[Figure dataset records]

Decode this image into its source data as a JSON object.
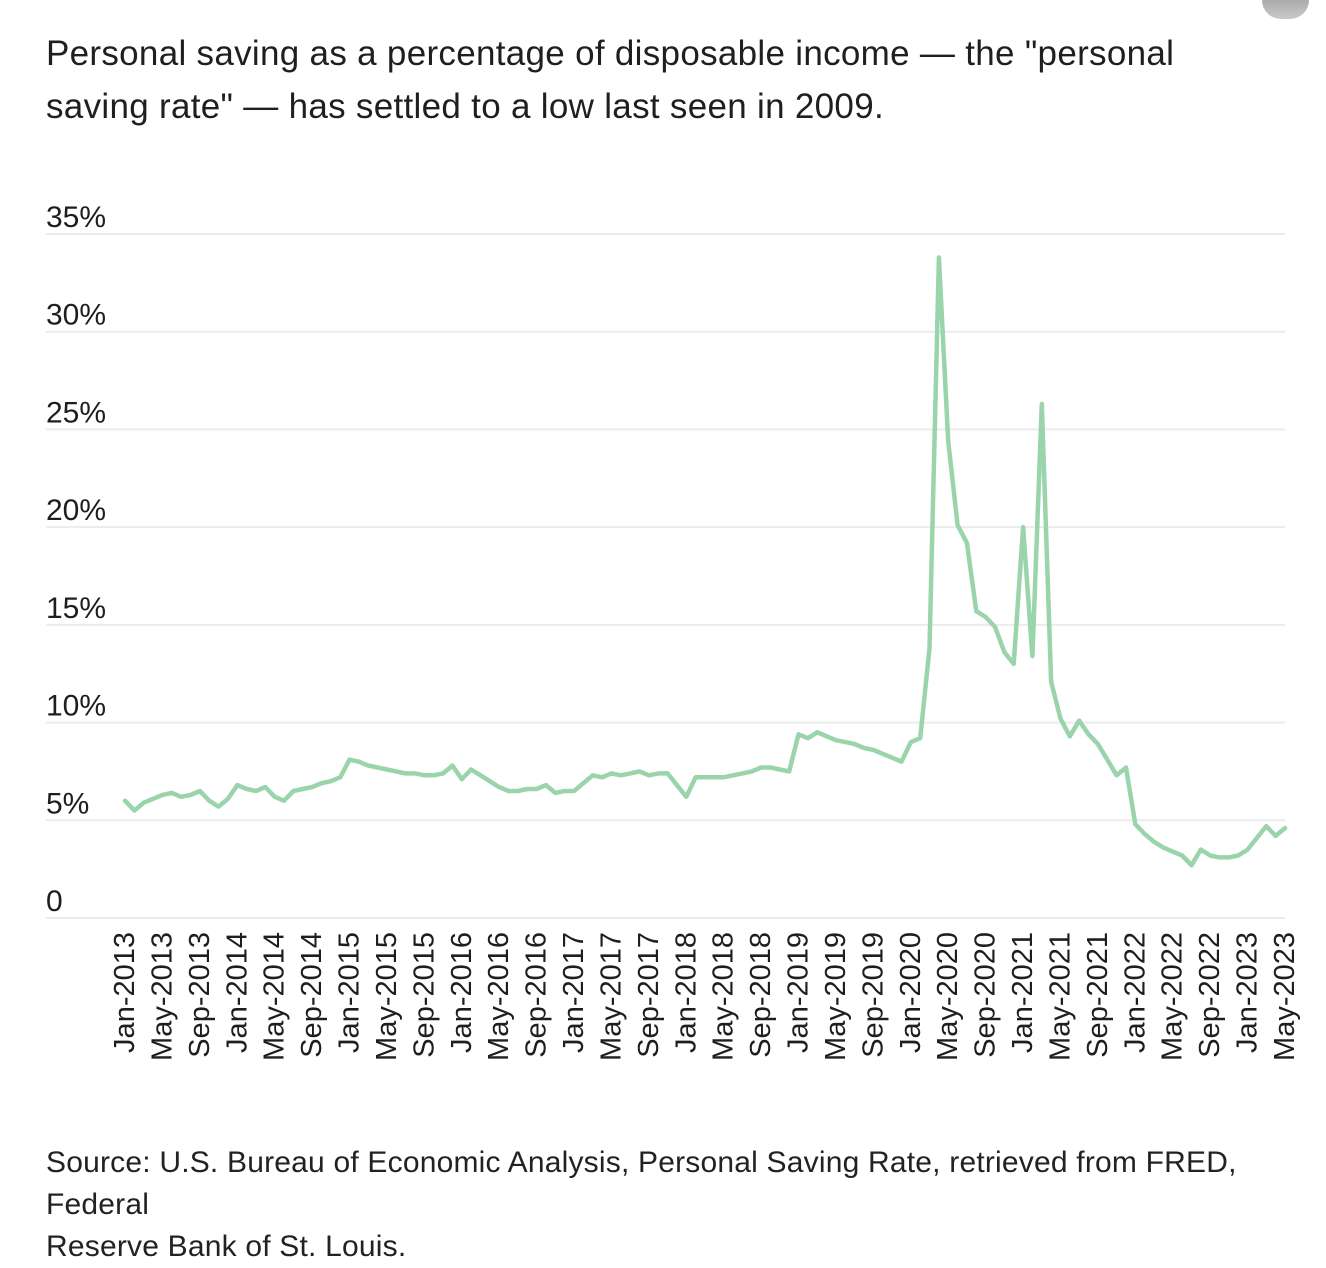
{
  "title": {
    "lines": [
      "Personal saving as a percentage of disposable income — the \"personal",
      "saving rate\" — has settled to a low last seen in 2009."
    ],
    "text": "Personal saving as a percentage of disposable income — the \"personal saving rate\" — has settled to a low last seen in 2009."
  },
  "source": {
    "lines": [
      "Source: U.S. Bureau of Economic Analysis, Personal Saving Rate, retrieved from FRED, Federal",
      "Reserve Bank of St. Louis."
    ]
  },
  "scroll_pill": {
    "color": "#b2b0b0"
  },
  "colors": {
    "line": "#9ad4ab",
    "grid": "#ececec",
    "text": "#1e1e1e",
    "background": "#ffffff"
  },
  "chart_data": {
    "type": "line",
    "title": "",
    "xlabel": "",
    "ylabel": "",
    "unit": "percent",
    "frequency": "monthly",
    "x_start": "Jan-2013",
    "x_end": "May-2023",
    "x_tick_every": 4,
    "x_tick_labels": [
      "Jan-2013",
      "May-2013",
      "Sep-2013",
      "Jan-2014",
      "May-2014",
      "Sep-2014",
      "Jan-2015",
      "May-2015",
      "Sep-2015",
      "Jan-2016",
      "May-2016",
      "Sep-2016",
      "Jan-2017",
      "May-2017",
      "Sep-2017",
      "Jan-2018",
      "May-2018",
      "Sep-2018",
      "Jan-2019",
      "May-2019",
      "Sep-2019",
      "Jan-2020",
      "May-2020",
      "Sep-2020",
      "Jan-2021",
      "May-2021",
      "Sep-2021",
      "Jan-2022",
      "May-2022",
      "Sep-2022",
      "Jan-2023",
      "May-2023"
    ],
    "y_ticks": [
      {
        "label": "35%",
        "value": 35
      },
      {
        "label": "30%",
        "value": 30
      },
      {
        "label": "25%",
        "value": 25
      },
      {
        "label": "20%",
        "value": 20
      },
      {
        "label": "15%",
        "value": 15
      },
      {
        "label": "10%",
        "value": 10
      },
      {
        "label": "5%",
        "value": 5
      },
      {
        "label": "0",
        "value": 0
      }
    ],
    "ylim": [
      0,
      35
    ],
    "grid": true,
    "legend": "none",
    "series": [
      {
        "name": "Personal saving rate",
        "color": "#9ad4ab",
        "values": [
          6.0,
          5.5,
          5.9,
          6.1,
          6.3,
          6.4,
          6.2,
          6.3,
          6.5,
          6.0,
          5.7,
          6.1,
          6.8,
          6.6,
          6.5,
          6.7,
          6.2,
          6.0,
          6.5,
          6.6,
          6.7,
          6.9,
          7.0,
          7.2,
          8.1,
          8.0,
          7.8,
          7.7,
          7.6,
          7.5,
          7.4,
          7.4,
          7.3,
          7.3,
          7.4,
          7.8,
          7.1,
          7.6,
          7.3,
          7.0,
          6.7,
          6.5,
          6.5,
          6.6,
          6.6,
          6.8,
          6.4,
          6.5,
          6.5,
          6.9,
          7.3,
          7.2,
          7.4,
          7.3,
          7.4,
          7.5,
          7.3,
          7.4,
          7.4,
          6.8,
          6.2,
          7.2,
          7.2,
          7.2,
          7.2,
          7.3,
          7.4,
          7.5,
          7.7,
          7.7,
          7.6,
          7.5,
          9.4,
          9.2,
          9.5,
          9.3,
          9.1,
          9.0,
          8.9,
          8.7,
          8.6,
          8.4,
          8.2,
          8.0,
          9.0,
          9.2,
          13.8,
          33.8,
          24.4,
          20.1,
          19.2,
          15.7,
          15.4,
          14.9,
          13.6,
          13.0,
          20.0,
          13.4,
          26.3,
          12.1,
          10.2,
          9.3,
          10.1,
          9.4,
          8.9,
          8.1,
          7.3,
          7.7,
          4.8,
          4.3,
          3.9,
          3.6,
          3.4,
          3.2,
          2.7,
          3.5,
          3.2,
          3.1,
          3.1,
          3.2,
          3.5,
          4.1,
          4.7,
          4.2,
          4.6
        ]
      }
    ]
  }
}
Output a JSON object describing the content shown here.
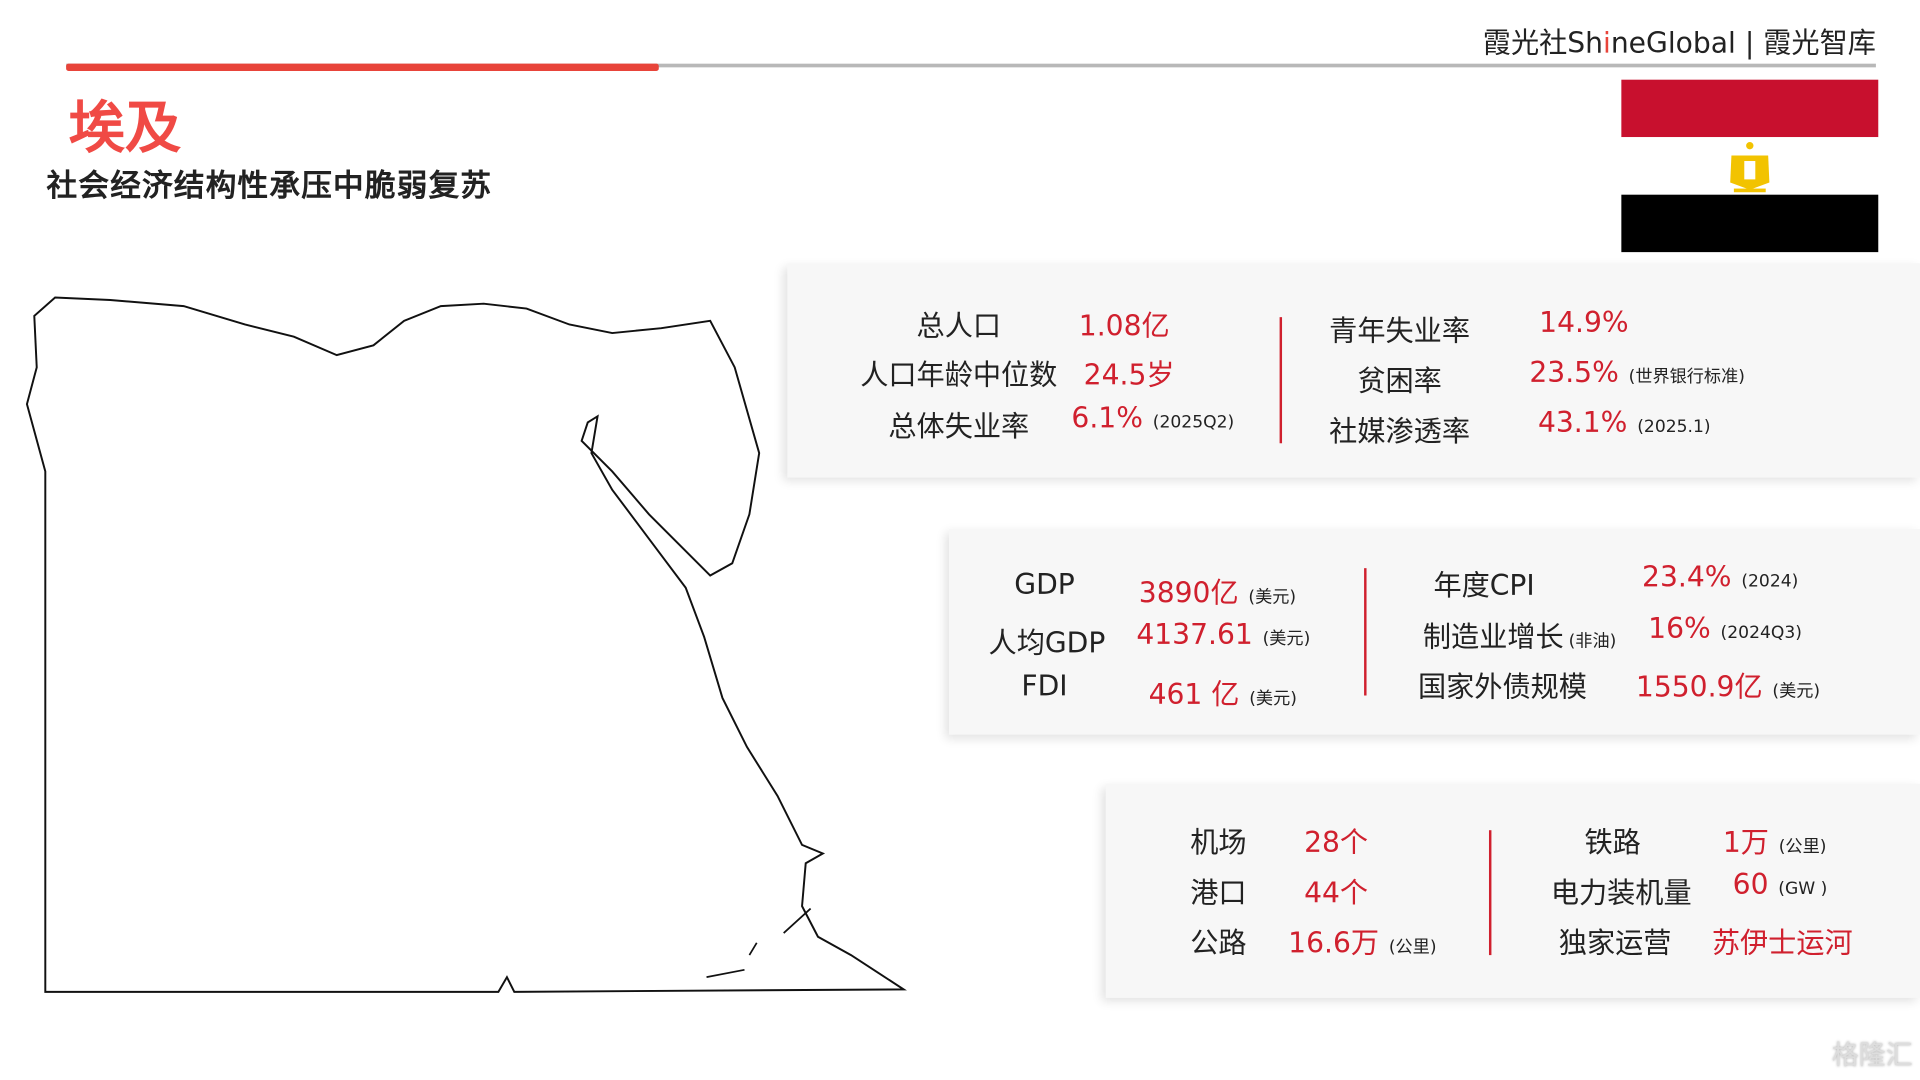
{
  "header": {
    "brand_cn": "霞光社",
    "brand_en_pre": "Sh",
    "brand_en_hi": "i",
    "brand_en_post": "neGlobal",
    "separator": "|",
    "brand_right": "霞光智库"
  },
  "title": "埃及",
  "subtitle": "社会经济结构性承压中脆弱复苏",
  "flag": {
    "colors": [
      "#c8102e",
      "#ffffff",
      "#000000"
    ],
    "emblem": "eagle-of-saladin",
    "emblem_color": "#f2c300"
  },
  "panel1": {
    "left": [
      {
        "label": "总人口",
        "value": "1.08亿",
        "note": ""
      },
      {
        "label": "人口年龄中位数",
        "value": "24.5岁",
        "note": ""
      },
      {
        "label": "总体失业率",
        "value": "6.1%",
        "note": "(2025Q2)"
      }
    ],
    "right": [
      {
        "label": "青年失业率",
        "value": "14.9%",
        "note": ""
      },
      {
        "label": "贫困率",
        "value": "23.5%",
        "note": "(世界银行标准)"
      },
      {
        "label": "社媒渗透率",
        "value": "43.1%",
        "note": "(2025.1)"
      }
    ]
  },
  "panel2": {
    "left": [
      {
        "label": "GDP",
        "value": "3890亿",
        "note": "(美元)"
      },
      {
        "label": "人均GDP",
        "value": "4137.61",
        "note": "(美元)"
      },
      {
        "label": "FDI",
        "value": "461 亿",
        "note": "(美元)"
      }
    ],
    "right": [
      {
        "label": "年度CPI",
        "value": "23.4%",
        "note": "(2024)"
      },
      {
        "label": "制造业增长",
        "label_note": "(非油)",
        "value": "16%",
        "note": "(2024Q3)"
      },
      {
        "label": "国家外债规模",
        "value": "1550.9亿",
        "note": "(美元)"
      }
    ]
  },
  "panel3": {
    "left": [
      {
        "label": "机场",
        "value": "28个",
        "note": ""
      },
      {
        "label": "港口",
        "value": "44个",
        "note": ""
      },
      {
        "label": "公路",
        "value": "16.6万",
        "note": "(公里)"
      }
    ],
    "right": [
      {
        "label": "铁路",
        "value": "1万",
        "note": "(公里)"
      },
      {
        "label": "电力装机量",
        "value": "60",
        "note": "(GW )"
      },
      {
        "label": "独家运营",
        "value": "苏伊士运河",
        "note": ""
      }
    ]
  },
  "watermark": "格隆汇",
  "accent": "#d0202e"
}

■ **DIRECTION**: Exclude the pictures and transcribe all of the entries exactly.

■ **ANSWER TO THIS EXERCISE**:
Decode this image into its source data as a JSON object.
{
  "title": {
    "lines": [
      "Personal saving as a percentage of disposable income — the \"personal",
      "saving rate\" — has settled to a low last seen in 2009."
    ],
    "text": "Personal saving as a percentage of disposable income — the \"personal saving rate\" — has settled to a low last seen in 2009."
  },
  "source": {
    "lines": [
      "Source: U.S. Bureau of Economic Analysis, Personal Saving Rate, retrieved from FRED, Federal",
      "Reserve Bank of St. Louis."
    ]
  },
  "scroll_pill": {
    "color": "#b2b0b0"
  },
  "colors": {
    "line": "#9ad4ab",
    "grid": "#ececec",
    "text": "#1e1e1e",
    "background": "#ffffff"
  },
  "chart_data": {
    "type": "line",
    "title": "",
    "xlabel": "",
    "ylabel": "",
    "unit": "percent",
    "frequency": "monthly",
    "x_start": "Jan-2013",
    "x_end": "May-2023",
    "x_tick_every": 4,
    "x_tick_labels": [
      "Jan-2013",
      "May-2013",
      "Sep-2013",
      "Jan-2014",
      "May-2014",
      "Sep-2014",
      "Jan-2015",
      "May-2015",
      "Sep-2015",
      "Jan-2016",
      "May-2016",
      "Sep-2016",
      "Jan-2017",
      "May-2017",
      "Sep-2017",
      "Jan-2018",
      "May-2018",
      "Sep-2018",
      "Jan-2019",
      "May-2019",
      "Sep-2019",
      "Jan-2020",
      "May-2020",
      "Sep-2020",
      "Jan-2021",
      "May-2021",
      "Sep-2021",
      "Jan-2022",
      "May-2022",
      "Sep-2022",
      "Jan-2023",
      "May-2023"
    ],
    "y_ticks": [
      {
        "label": "35%",
        "value": 35
      },
      {
        "label": "30%",
        "value": 30
      },
      {
        "label": "25%",
        "value": 25
      },
      {
        "label": "20%",
        "value": 20
      },
      {
        "label": "15%",
        "value": 15
      },
      {
        "label": "10%",
        "value": 10
      },
      {
        "label": "5%",
        "value": 5
      },
      {
        "label": "0",
        "value": 0
      }
    ],
    "ylim": [
      0,
      35
    ],
    "grid": true,
    "legend": "none",
    "series": [
      {
        "name": "Personal saving rate",
        "color": "#9ad4ab",
        "values": [
          6.0,
          5.5,
          5.9,
          6.1,
          6.3,
          6.4,
          6.2,
          6.3,
          6.5,
          6.0,
          5.7,
          6.1,
          6.8,
          6.6,
          6.5,
          6.7,
          6.2,
          6.0,
          6.5,
          6.6,
          6.7,
          6.9,
          7.0,
          7.2,
          8.1,
          8.0,
          7.8,
          7.7,
          7.6,
          7.5,
          7.4,
          7.4,
          7.3,
          7.3,
          7.4,
          7.8,
          7.1,
          7.6,
          7.3,
          7.0,
          6.7,
          6.5,
          6.5,
          6.6,
          6.6,
          6.8,
          6.4,
          6.5,
          6.5,
          6.9,
          7.3,
          7.2,
          7.4,
          7.3,
          7.4,
          7.5,
          7.3,
          7.4,
          7.4,
          6.8,
          6.2,
          7.2,
          7.2,
          7.2,
          7.2,
          7.3,
          7.4,
          7.5,
          7.7,
          7.7,
          7.6,
          7.5,
          9.4,
          9.2,
          9.5,
          9.3,
          9.1,
          9.0,
          8.9,
          8.7,
          8.6,
          8.4,
          8.2,
          8.0,
          9.0,
          9.2,
          13.8,
          33.8,
          24.4,
          20.1,
          19.2,
          15.7,
          15.4,
          14.9,
          13.6,
          13.0,
          20.0,
          13.4,
          26.3,
          12.1,
          10.2,
          9.3,
          10.1,
          9.4,
          8.9,
          8.1,
          7.3,
          7.7,
          4.8,
          4.3,
          3.9,
          3.6,
          3.4,
          3.2,
          2.7,
          3.5,
          3.2,
          3.1,
          3.1,
          3.2,
          3.5,
          4.1,
          4.7,
          4.2,
          4.6
        ]
      }
    ]
  }
}
Output a JSON object describing the content shown here.
{
  "header": {
    "brand_cn": "霞光社",
    "brand_en_pre": "Sh",
    "brand_en_hi": "i",
    "brand_en_post": "neGlobal",
    "separator": "|",
    "brand_right": "霞光智库"
  },
  "title": "埃及",
  "subtitle": "社会经济结构性承压中脆弱复苏",
  "flag": {
    "colors": [
      "#c8102e",
      "#ffffff",
      "#000000"
    ],
    "emblem": "eagle-of-saladin",
    "emblem_color": "#f2c300"
  },
  "panel1": {
    "left": [
      {
        "label": "总人口",
        "value": "1.08亿",
        "note": ""
      },
      {
        "label": "人口年龄中位数",
        "value": "24.5岁",
        "note": ""
      },
      {
        "label": "总体失业率",
        "value": "6.1%",
        "note": "(2025Q2)"
      }
    ],
    "right": [
      {
        "label": "青年失业率",
        "value": "14.9%",
        "note": ""
      },
      {
        "label": "贫困率",
        "value": "23.5%",
        "note": "(世界银行标准)"
      },
      {
        "label": "社媒渗透率",
        "value": "43.1%",
        "note": "(2025.1)"
      }
    ]
  },
  "panel2": {
    "left": [
      {
        "label": "GDP",
        "value": "3890亿",
        "note": "(美元)"
      },
      {
        "label": "人均GDP",
        "value": "4137.61",
        "note": "(美元)"
      },
      {
        "label": "FDI",
        "value": "461 亿",
        "note": "(美元)"
      }
    ],
    "right": [
      {
        "label": "年度CPI",
        "value": "23.4%",
        "note": "(2024)"
      },
      {
        "label": "制造业增长",
        "label_note": "(非油)",
        "value": "16%",
        "note": "(2024Q3)"
      },
      {
        "label": "国家外债规模",
        "value": "1550.9亿",
        "note": "(美元)"
      }
    ]
  },
  "panel3": {
    "left": [
      {
        "label": "机场",
        "value": "28个",
        "note": ""
      },
      {
        "label": "港口",
        "value": "44个",
        "note": ""
      },
      {
        "label": "公路",
        "value": "16.6万",
        "note": "(公里)"
      }
    ],
    "right": [
      {
        "label": "铁路",
        "value": "1万",
        "note": "(公里)"
      },
      {
        "label": "电力装机量",
        "value": "60",
        "note": "(GW )"
      },
      {
        "label": "独家运营",
        "value": "苏伊士运河",
        "note": ""
      }
    ]
  },
  "watermark": "格隆汇",
  "accent": "#d0202e"
}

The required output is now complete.